- WHAT IS ASKED:
Tally the lines that contain the string "upper" and state that total without comment.

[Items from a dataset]
»»
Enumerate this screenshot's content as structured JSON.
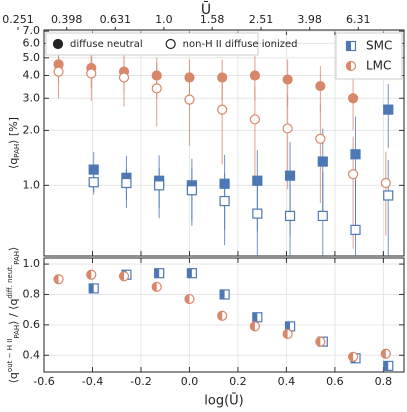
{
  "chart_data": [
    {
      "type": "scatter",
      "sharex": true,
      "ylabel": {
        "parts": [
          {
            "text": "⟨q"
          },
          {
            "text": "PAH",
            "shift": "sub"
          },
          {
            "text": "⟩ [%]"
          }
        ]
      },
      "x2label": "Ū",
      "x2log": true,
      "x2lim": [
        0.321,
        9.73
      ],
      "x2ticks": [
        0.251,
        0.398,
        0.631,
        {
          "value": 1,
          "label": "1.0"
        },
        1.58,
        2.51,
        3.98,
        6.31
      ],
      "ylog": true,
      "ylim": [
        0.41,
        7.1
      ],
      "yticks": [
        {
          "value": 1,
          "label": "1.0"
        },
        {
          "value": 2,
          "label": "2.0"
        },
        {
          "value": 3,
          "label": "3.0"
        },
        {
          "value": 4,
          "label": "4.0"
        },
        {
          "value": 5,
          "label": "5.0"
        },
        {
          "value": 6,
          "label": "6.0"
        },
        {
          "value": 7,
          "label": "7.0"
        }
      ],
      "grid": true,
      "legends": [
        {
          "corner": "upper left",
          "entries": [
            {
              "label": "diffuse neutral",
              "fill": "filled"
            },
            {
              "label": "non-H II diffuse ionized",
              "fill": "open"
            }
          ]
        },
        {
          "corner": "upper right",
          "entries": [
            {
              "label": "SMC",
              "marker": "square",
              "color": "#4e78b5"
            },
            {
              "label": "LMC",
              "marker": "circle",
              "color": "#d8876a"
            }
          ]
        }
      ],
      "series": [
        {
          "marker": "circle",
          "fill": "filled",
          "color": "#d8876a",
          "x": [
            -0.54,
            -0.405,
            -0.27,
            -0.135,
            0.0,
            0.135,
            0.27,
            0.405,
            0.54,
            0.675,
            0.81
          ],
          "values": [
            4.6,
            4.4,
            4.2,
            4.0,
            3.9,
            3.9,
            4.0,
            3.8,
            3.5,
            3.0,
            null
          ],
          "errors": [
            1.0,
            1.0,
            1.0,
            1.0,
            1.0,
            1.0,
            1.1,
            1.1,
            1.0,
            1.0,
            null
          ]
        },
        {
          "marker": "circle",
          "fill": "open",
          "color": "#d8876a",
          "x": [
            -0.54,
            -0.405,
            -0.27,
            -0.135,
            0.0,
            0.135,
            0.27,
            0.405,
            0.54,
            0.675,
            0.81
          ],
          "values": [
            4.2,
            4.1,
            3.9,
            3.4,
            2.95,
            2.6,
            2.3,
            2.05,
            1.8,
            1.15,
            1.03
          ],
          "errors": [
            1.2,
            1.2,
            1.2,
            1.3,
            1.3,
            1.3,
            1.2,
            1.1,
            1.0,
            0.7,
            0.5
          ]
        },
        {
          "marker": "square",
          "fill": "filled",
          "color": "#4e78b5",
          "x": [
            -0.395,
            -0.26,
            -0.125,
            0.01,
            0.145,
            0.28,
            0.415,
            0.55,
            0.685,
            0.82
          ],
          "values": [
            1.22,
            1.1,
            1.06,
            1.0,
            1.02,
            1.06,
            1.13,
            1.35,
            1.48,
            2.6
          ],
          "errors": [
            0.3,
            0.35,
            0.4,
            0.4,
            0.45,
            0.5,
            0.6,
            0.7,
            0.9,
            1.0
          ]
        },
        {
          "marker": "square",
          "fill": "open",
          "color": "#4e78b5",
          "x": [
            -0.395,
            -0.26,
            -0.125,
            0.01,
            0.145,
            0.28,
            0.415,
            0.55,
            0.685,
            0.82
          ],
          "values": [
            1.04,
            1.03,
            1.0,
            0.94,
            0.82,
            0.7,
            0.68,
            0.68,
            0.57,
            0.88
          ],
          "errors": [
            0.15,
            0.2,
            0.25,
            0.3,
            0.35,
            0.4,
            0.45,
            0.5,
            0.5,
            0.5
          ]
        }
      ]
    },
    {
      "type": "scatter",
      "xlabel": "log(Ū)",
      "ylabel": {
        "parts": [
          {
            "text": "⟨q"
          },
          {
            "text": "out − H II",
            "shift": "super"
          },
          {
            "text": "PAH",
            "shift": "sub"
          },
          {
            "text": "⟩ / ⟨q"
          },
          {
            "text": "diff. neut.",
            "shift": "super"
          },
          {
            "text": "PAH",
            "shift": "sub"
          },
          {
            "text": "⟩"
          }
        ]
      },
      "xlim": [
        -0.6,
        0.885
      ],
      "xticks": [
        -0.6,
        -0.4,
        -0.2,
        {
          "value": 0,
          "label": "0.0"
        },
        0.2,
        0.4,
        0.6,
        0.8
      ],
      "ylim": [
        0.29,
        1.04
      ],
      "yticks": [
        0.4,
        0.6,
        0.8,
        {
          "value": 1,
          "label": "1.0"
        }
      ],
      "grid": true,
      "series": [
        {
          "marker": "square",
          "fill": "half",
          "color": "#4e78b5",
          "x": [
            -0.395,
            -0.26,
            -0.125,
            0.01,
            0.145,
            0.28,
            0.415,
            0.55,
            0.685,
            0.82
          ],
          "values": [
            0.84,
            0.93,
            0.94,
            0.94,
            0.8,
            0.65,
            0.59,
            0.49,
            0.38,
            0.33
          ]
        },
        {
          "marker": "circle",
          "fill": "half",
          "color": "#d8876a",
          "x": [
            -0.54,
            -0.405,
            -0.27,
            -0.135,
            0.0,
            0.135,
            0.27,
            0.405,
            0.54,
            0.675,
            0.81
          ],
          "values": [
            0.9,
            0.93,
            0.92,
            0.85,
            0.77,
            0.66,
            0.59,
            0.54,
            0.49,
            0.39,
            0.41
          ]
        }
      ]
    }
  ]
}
««
- RESULT BELOW:
2